WHAT YOU HAVE TO DO:
Where a line of the material contains the string "xlabel", copy that line.

INPUT RECORDS:
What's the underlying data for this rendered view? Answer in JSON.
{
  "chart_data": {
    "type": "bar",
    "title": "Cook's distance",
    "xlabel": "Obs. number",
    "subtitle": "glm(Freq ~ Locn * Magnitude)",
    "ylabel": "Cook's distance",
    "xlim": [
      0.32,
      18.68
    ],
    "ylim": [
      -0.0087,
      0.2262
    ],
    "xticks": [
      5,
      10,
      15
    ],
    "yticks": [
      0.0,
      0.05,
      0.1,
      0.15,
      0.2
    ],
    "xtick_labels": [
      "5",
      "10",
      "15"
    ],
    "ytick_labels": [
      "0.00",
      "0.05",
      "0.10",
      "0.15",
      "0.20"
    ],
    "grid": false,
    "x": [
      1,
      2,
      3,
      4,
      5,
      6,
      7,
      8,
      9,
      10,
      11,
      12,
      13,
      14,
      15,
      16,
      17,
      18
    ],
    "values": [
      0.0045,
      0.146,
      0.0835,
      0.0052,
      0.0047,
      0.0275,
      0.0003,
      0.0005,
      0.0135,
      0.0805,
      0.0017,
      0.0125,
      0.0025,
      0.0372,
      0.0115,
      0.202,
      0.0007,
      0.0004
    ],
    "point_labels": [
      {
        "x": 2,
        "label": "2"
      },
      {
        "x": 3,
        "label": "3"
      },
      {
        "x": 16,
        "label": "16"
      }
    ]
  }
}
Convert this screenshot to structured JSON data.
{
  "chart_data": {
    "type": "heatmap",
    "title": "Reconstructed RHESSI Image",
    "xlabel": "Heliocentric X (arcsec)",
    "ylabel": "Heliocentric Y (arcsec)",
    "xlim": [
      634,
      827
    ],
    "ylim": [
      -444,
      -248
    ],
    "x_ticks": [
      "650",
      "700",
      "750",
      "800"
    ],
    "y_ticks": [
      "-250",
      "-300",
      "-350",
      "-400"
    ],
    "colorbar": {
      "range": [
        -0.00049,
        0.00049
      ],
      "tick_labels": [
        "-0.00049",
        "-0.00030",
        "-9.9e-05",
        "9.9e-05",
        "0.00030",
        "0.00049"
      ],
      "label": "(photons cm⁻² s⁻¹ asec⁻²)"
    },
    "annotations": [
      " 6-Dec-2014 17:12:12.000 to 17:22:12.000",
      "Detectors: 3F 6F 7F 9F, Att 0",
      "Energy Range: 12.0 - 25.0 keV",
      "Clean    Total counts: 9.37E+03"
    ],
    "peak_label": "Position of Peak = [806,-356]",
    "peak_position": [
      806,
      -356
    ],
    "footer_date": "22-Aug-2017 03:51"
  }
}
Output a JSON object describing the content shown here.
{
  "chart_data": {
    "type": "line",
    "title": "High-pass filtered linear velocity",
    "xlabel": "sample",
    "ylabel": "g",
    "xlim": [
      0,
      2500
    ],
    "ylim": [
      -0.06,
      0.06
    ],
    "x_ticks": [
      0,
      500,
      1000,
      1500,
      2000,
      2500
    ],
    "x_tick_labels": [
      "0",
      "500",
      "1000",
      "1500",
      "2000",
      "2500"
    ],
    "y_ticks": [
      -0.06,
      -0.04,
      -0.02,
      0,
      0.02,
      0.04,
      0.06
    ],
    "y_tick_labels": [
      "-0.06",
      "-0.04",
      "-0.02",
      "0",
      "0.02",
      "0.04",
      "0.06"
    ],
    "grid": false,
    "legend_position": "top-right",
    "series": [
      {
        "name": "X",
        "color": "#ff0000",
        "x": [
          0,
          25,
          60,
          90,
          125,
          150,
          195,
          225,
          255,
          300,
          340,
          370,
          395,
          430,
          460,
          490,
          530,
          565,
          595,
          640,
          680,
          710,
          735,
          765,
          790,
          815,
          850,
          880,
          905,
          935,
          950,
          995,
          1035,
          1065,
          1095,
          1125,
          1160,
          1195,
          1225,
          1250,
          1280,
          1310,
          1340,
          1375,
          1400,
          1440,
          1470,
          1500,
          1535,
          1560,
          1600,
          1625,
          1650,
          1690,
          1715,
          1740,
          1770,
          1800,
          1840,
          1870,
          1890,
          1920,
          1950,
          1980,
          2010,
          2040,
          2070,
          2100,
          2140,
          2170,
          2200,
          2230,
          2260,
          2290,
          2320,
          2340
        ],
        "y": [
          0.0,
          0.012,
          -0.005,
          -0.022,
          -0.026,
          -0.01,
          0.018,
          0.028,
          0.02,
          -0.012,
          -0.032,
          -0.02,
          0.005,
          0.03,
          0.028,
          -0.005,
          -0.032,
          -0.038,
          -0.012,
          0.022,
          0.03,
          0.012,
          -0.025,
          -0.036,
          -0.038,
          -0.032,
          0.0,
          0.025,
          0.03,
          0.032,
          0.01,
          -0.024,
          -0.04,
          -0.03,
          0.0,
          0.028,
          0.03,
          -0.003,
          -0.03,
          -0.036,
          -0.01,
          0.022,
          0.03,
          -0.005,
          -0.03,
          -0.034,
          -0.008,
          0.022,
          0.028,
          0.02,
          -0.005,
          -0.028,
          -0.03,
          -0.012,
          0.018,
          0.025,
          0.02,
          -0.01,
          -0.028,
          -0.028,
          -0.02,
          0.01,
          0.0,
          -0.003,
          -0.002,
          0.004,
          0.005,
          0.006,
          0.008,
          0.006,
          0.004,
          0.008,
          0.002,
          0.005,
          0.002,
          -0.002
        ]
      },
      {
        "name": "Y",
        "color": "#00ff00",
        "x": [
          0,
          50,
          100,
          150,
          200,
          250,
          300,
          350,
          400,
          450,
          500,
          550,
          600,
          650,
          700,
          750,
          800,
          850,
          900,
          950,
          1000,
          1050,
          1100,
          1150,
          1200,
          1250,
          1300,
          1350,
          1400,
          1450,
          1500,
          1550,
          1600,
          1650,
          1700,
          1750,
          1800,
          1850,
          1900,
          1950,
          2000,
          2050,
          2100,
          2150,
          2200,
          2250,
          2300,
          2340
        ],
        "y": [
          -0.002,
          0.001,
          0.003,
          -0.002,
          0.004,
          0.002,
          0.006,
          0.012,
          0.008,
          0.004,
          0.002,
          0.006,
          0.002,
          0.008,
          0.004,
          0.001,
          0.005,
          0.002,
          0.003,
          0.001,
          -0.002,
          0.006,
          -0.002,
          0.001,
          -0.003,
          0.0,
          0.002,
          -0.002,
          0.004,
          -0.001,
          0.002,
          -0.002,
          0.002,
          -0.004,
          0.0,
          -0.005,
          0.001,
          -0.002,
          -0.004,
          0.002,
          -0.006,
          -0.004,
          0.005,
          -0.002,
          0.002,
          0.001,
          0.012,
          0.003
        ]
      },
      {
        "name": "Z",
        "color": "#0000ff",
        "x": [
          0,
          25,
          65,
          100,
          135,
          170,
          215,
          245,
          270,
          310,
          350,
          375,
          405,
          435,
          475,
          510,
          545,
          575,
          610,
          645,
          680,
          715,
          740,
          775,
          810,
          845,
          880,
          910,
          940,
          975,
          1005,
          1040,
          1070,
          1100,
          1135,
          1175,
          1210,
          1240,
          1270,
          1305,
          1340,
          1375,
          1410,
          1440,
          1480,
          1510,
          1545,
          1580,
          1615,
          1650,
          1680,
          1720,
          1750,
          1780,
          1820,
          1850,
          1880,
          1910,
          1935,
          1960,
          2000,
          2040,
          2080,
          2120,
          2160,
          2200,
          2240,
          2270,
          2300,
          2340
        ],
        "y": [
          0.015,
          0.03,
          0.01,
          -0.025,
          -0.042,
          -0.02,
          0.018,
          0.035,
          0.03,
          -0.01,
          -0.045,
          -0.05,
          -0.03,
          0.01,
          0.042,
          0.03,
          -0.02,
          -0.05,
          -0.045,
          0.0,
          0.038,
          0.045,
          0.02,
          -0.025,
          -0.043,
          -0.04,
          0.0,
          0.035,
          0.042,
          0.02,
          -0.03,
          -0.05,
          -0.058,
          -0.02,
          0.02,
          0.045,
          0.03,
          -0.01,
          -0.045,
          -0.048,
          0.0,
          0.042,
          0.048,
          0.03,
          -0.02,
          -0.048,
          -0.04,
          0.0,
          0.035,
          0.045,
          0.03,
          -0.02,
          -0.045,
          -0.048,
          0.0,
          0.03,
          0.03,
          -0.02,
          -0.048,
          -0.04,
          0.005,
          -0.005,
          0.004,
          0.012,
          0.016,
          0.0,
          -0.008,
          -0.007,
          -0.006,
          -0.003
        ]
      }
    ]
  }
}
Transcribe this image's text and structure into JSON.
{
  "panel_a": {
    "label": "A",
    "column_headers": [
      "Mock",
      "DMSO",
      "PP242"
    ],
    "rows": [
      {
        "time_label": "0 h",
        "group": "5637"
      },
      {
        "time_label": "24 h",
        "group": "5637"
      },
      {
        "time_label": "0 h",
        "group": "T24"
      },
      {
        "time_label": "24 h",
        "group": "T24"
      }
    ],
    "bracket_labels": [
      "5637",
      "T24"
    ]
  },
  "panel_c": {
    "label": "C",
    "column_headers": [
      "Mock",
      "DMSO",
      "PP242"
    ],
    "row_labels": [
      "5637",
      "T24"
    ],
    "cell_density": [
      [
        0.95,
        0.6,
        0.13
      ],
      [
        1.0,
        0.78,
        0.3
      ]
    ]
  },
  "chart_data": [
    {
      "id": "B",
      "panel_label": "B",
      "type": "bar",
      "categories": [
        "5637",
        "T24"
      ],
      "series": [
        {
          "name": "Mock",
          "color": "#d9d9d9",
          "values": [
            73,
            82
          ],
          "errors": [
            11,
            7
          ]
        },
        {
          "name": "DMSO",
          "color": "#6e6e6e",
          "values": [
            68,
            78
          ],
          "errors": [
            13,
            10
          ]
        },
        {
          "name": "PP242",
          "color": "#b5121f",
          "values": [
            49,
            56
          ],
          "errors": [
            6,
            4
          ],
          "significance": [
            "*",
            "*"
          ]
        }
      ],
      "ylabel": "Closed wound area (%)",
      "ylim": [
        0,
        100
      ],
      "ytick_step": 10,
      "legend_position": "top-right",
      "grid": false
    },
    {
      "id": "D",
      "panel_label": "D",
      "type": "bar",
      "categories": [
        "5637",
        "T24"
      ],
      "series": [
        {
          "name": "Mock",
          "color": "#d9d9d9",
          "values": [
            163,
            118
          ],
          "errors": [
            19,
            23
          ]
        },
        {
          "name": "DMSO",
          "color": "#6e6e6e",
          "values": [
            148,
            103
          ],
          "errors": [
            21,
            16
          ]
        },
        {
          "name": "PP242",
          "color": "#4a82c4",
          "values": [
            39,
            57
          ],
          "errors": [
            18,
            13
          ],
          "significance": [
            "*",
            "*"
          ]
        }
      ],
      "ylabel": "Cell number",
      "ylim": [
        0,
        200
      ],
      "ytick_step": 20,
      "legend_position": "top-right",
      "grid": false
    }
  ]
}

EXERCISE RESULT:
    "xlabel": "Obs. number",
    "xlabel": "Heliocentric X (arcsec)",
    "xlabel": "sample",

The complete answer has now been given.